**Exercise instructions:** Reproduce each line of the material precisely.
———
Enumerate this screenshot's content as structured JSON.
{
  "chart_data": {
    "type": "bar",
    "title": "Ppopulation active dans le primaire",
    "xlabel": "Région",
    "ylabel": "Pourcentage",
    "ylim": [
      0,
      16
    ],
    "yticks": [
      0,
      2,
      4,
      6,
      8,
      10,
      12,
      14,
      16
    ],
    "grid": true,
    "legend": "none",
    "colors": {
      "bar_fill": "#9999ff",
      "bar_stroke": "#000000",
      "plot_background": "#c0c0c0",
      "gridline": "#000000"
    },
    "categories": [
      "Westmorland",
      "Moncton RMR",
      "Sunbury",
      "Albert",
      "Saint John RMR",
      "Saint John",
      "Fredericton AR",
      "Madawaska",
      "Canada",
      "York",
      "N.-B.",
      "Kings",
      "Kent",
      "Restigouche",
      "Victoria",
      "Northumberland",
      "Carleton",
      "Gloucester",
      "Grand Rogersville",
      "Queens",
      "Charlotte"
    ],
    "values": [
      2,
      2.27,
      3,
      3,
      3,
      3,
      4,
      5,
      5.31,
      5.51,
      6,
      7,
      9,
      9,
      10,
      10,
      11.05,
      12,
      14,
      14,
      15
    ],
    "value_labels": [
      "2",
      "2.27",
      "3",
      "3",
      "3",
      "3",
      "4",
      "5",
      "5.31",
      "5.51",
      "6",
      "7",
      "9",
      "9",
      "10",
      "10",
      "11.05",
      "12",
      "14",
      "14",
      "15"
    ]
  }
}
———
**Result below:**
Enumerate this screenshot's content as structured JSON.
{
  "chart_data": {
    "type": "bar",
    "title": "Ppopulation active dans le primaire",
    "xlabel": "Région",
    "ylabel": "Pourcentage",
    "ylim": [
      0,
      16
    ],
    "yticks": [
      0,
      2,
      4,
      6,
      8,
      10,
      12,
      14,
      16
    ],
    "grid": true,
    "legend": "none",
    "colors": {
      "bar_fill": "#9999ff",
      "bar_stroke": "#000000",
      "plot_background": "#c0c0c0",
      "gridline": "#000000"
    },
    "categories": [
      "Westmorland",
      "Moncton RMR",
      "Sunbury",
      "Albert",
      "Saint John RMR",
      "Saint John",
      "Fredericton AR",
      "Madawaska",
      "Canada",
      "York",
      "N.-B.",
      "Kings",
      "Kent",
      "Restigouche",
      "Victoria",
      "Northumberland",
      "Carleton",
      "Gloucester",
      "Grand Rogersville",
      "Queens",
      "Charlotte"
    ],
    "values": [
      2,
      2.27,
      3,
      3,
      3,
      3,
      4,
      5,
      5.31,
      5.51,
      6,
      7,
      9,
      9,
      10,
      10,
      11.05,
      12,
      14,
      14,
      15
    ],
    "value_labels": [
      "2",
      "2.27",
      "3",
      "3",
      "3",
      "3",
      "4",
      "5",
      "5.31",
      "5.51",
      "6",
      "7",
      "9",
      "9",
      "10",
      "10",
      "11.05",
      "12",
      "14",
      "14",
      "15"
    ]
  }
}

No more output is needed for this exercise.